EXERCISE INSTRUCTIONS>
Every record must be written out once more, with nothing added or omitted.
— begin —
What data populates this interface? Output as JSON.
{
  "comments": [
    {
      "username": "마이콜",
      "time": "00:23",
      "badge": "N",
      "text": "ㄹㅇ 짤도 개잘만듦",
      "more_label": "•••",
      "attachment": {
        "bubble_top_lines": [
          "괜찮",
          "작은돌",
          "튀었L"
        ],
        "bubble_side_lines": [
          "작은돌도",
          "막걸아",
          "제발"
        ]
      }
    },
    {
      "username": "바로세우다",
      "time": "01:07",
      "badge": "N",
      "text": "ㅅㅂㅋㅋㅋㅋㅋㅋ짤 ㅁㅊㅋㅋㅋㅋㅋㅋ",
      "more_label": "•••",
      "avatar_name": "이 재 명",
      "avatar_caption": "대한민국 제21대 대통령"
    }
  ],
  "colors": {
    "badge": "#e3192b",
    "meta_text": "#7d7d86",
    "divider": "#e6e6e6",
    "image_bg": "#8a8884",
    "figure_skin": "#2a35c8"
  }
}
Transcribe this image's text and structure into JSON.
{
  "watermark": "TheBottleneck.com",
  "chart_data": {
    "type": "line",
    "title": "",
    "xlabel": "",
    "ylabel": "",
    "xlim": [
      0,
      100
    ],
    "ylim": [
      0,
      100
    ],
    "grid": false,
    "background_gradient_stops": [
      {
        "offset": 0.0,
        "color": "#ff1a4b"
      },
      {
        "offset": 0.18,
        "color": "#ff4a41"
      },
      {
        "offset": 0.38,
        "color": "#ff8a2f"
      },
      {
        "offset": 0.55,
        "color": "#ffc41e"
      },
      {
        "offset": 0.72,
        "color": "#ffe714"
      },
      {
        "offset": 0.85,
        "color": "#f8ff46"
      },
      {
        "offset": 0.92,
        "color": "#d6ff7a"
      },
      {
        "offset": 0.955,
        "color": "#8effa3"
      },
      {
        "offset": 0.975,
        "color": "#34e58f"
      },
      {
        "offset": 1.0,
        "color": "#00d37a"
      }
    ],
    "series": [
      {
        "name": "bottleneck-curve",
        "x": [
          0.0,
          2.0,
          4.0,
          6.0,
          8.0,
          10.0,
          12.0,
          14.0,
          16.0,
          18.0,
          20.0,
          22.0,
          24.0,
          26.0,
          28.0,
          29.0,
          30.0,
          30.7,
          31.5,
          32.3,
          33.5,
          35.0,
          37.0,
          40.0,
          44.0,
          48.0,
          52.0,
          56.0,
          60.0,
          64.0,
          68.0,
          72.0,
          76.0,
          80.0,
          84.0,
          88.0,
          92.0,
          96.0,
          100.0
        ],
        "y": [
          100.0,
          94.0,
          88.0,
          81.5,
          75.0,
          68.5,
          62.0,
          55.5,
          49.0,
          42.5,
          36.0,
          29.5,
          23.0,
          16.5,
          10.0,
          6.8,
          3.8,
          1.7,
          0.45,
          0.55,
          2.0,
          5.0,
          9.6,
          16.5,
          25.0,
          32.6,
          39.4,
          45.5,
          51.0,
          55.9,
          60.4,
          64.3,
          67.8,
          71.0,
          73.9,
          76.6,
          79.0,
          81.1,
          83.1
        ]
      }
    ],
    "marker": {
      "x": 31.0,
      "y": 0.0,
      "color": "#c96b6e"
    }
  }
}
— end —
ANSWER TO THE EXERCISE>
What data populates this interface? Output as JSON.
{
  "comments": [
    {
      "username": "마이콜",
      "time": "00:23",
      "badge": "N",
      "text": "ㄹㅇ 짤도 개잘만듦",
      "more_label": "•••",
      "attachment": {
        "bubble_top_lines": [
          "괜찮",
          "작은돌",
          "튀었L"
        ],
        "bubble_side_lines": [
          "작은돌도",
          "막걸아",
          "제발"
        ]
      }
    },
    {
      "username": "바로세우다",
      "time": "01:07",
      "badge": "N",
      "text": "ㅅㅂㅋㅋㅋㅋㅋㅋ짤 ㅁㅊㅋㅋㅋㅋㅋㅋ",
      "more_label": "•••",
      "avatar_name": "이 재 명",
      "avatar_caption": "대한민국 제21대 대통령"
    }
  ],
  "colors": {
    "badge": "#e3192b",
    "meta_text": "#7d7d86",
    "divider": "#e6e6e6",
    "image_bg": "#8a8884",
    "figure_skin": "#2a35c8"
  }
}
Transcribe this image's text and structure into JSON.
{
  "watermark": "TheBottleneck.com",
  "chart_data": {
    "type": "line",
    "title": "",
    "xlabel": "",
    "ylabel": "",
    "xlim": [
      0,
      100
    ],
    "ylim": [
      0,
      100
    ],
    "grid": false,
    "background_gradient_stops": [
      {
        "offset": 0.0,
        "color": "#ff1a4b"
      },
      {
        "offset": 0.18,
        "color": "#ff4a41"
      },
      {
        "offset": 0.38,
        "color": "#ff8a2f"
      },
      {
        "offset": 0.55,
        "color": "#ffc41e"
      },
      {
        "offset": 0.72,
        "color": "#ffe714"
      },
      {
        "offset": 0.85,
        "color": "#f8ff46"
      },
      {
        "offset": 0.92,
        "color": "#d6ff7a"
      },
      {
        "offset": 0.955,
        "color": "#8effa3"
      },
      {
        "offset": 0.975,
        "color": "#34e58f"
      },
      {
        "offset": 1.0,
        "color": "#00d37a"
      }
    ],
    "series": [
      {
        "name": "bottleneck-curve",
        "x": [
          0.0,
          2.0,
          4.0,
          6.0,
          8.0,
          10.0,
          12.0,
          14.0,
          16.0,
          18.0,
          20.0,
          22.0,
          24.0,
          26.0,
          28.0,
          29.0,
          30.0,
          30.7,
          31.5,
          32.3,
          33.5,
          35.0,
          37.0,
          40.0,
          44.0,
          48.0,
          52.0,
          56.0,
          60.0,
          64.0,
          68.0,
          72.0,
          76.0,
          80.0,
          84.0,
          88.0,
          92.0,
          96.0,
          100.0
        ],
        "y": [
          100.0,
          94.0,
          88.0,
          81.5,
          75.0,
          68.5,
          62.0,
          55.5,
          49.0,
          42.5,
          36.0,
          29.5,
          23.0,
          16.5,
          10.0,
          6.8,
          3.8,
          1.7,
          0.45,
          0.55,
          2.0,
          5.0,
          9.6,
          16.5,
          25.0,
          32.6,
          39.4,
          45.5,
          51.0,
          55.9,
          60.4,
          64.3,
          67.8,
          71.0,
          73.9,
          76.6,
          79.0,
          81.1,
          83.1
        ]
      }
    ],
    "marker": {
      "x": 31.0,
      "y": 0.0,
      "color": "#c96b6e"
    }
  }
}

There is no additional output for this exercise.